··· TASK DATA ···
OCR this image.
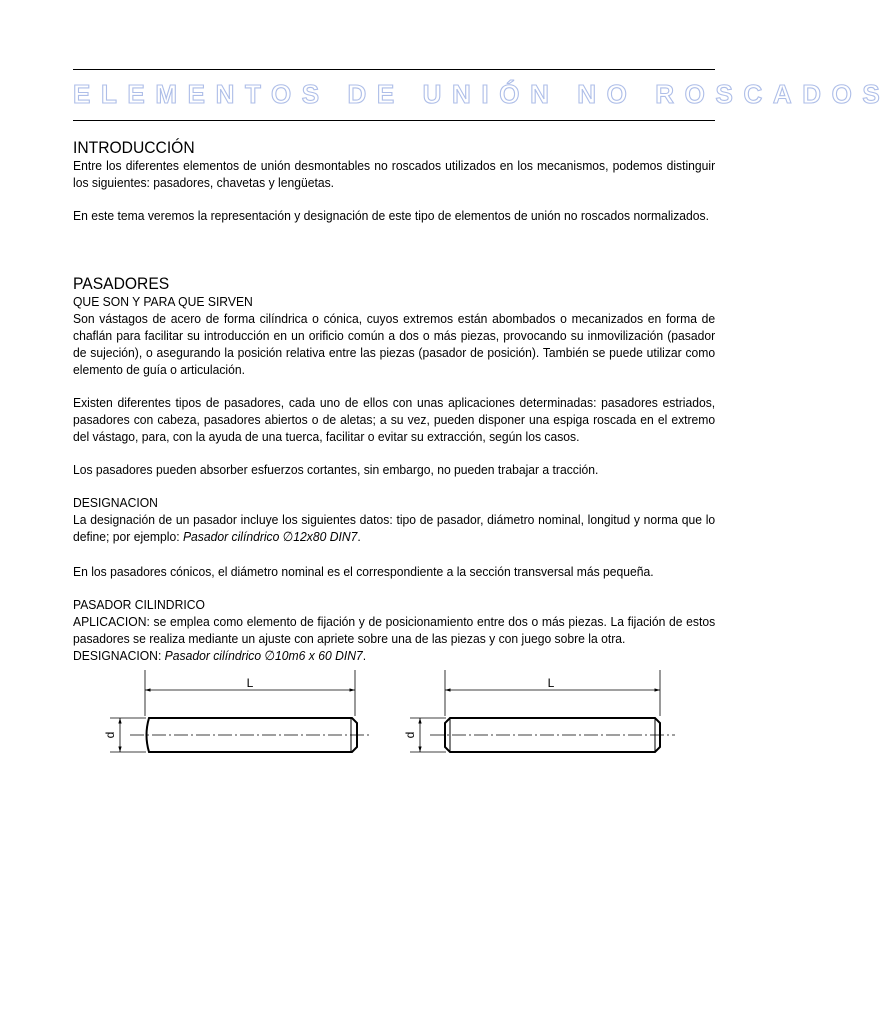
ELEMENTOS DE UNIÓN NO ROSCADOS
INTRODUCCIÓN

Entre los diferentes elementos de unión desmontables no roscados utilizados en los mecanismos, podemos distinguir los siguientes: pasadores, chavetas y lengüetas.

En este tema veremos la representación y designación de este tipo de elementos de unión no roscados normalizados.

PASADORES
QUE SON Y PARA QUE SIRVEN

Son vástagos de acero de forma cilíndrica o cónica, cuyos extremos están abombados o mecanizados en forma de chaflán para facilitar su introducción en un orificio común a dos o más piezas, provocando su inmovilización (pasador de sujeción), o asegurando la posición relativa entre las piezas (pasador de posición). También se puede utilizar como elemento de guía o articulación.

Existen diferentes tipos de pasadores, cada uno de ellos con unas aplicaciones determinadas: pasadores estriados, pasadores con cabeza, pasadores abiertos o de aletas; a su vez, pueden disponer una espiga roscada en el extremo del vástago, para, con la ayuda de una tuerca, facilitar o evitar su extracción, según los casos.

Los pasadores pueden absorber esfuerzos cortantes, sin embargo, no pueden trabajar a tracción.

DESIGNACION

La designación de un pasador incluye los siguientes datos: tipo de pasador, diámetro nominal, longitud y norma que lo define; por ejemplo: Pasador cilíndrico ∅12x80 DIN7.

En los pasadores cónicos, el diámetro nominal es el correspondiente a la sección transversal más pequeña.

PASADOR CILINDRICO

APLICACION: se emplea como elemento de fijación y de posicionamiento entre dos o más piezas. La fijación de estos pasadores se realiza mediante un ajuste con apriete sobre una de las piezas y con juego sobre la otra.

DESIGNACION: Pasador cilíndrico ∅10m6 x 60 DIN7.
L
d
L
d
···
PROBLEM DETAILS -
Repeat each line of the records above exactly, but do not copy the pictures.

ANSWER TO THIS EXERCISE -
OCR this image.
ELEMENTOS DE UNIÓN NO ROSCADOS
INTRODUCCIÓN

Entre los diferentes elementos de unión desmontables no roscados utilizados en los mecanismos, podemos distinguir los siguientes: pasadores, chavetas y lengüetas.

En este tema veremos la representación y designación de este tipo de elementos de unión no roscados normalizados.

PASADORES
QUE SON Y PARA QUE SIRVEN

Son vástagos de acero de forma cilíndrica o cónica, cuyos extremos están abombados o mecanizados en forma de chaflán para facilitar su introducción en un orificio común a dos o más piezas, provocando su inmovilización (pasador de sujeción), o asegurando la posición relativa entre las piezas (pasador de posición). También se puede utilizar como elemento de guía o articulación.

Existen diferentes tipos de pasadores, cada uno de ellos con unas aplicaciones determinadas: pasadores estriados, pasadores con cabeza, pasadores abiertos o de aletas; a su vez, pueden disponer una espiga roscada en el extremo del vástago, para, con la ayuda de una tuerca, facilitar o evitar su extracción, según los casos.

Los pasadores pueden absorber esfuerzos cortantes, sin embargo, no pueden trabajar a tracción.

DESIGNACION

La designación de un pasador incluye los siguientes datos: tipo de pasador, diámetro nominal, longitud y norma que lo define; por ejemplo: Pasador cilíndrico ∅12x80 DIN7.

En los pasadores cónicos, el diámetro nominal es el correspondiente a la sección transversal más pequeña.

PASADOR CILINDRICO

APLICACION: se emplea como elemento de fijación y de posicionamiento entre dos o más piezas. La fijación de estos pasadores se realiza mediante un ajuste con apriete sobre una de las piezas y con juego sobre la otra.

DESIGNACION: Pasador cilíndrico ∅10m6 x 60 DIN7.
L
d
L
d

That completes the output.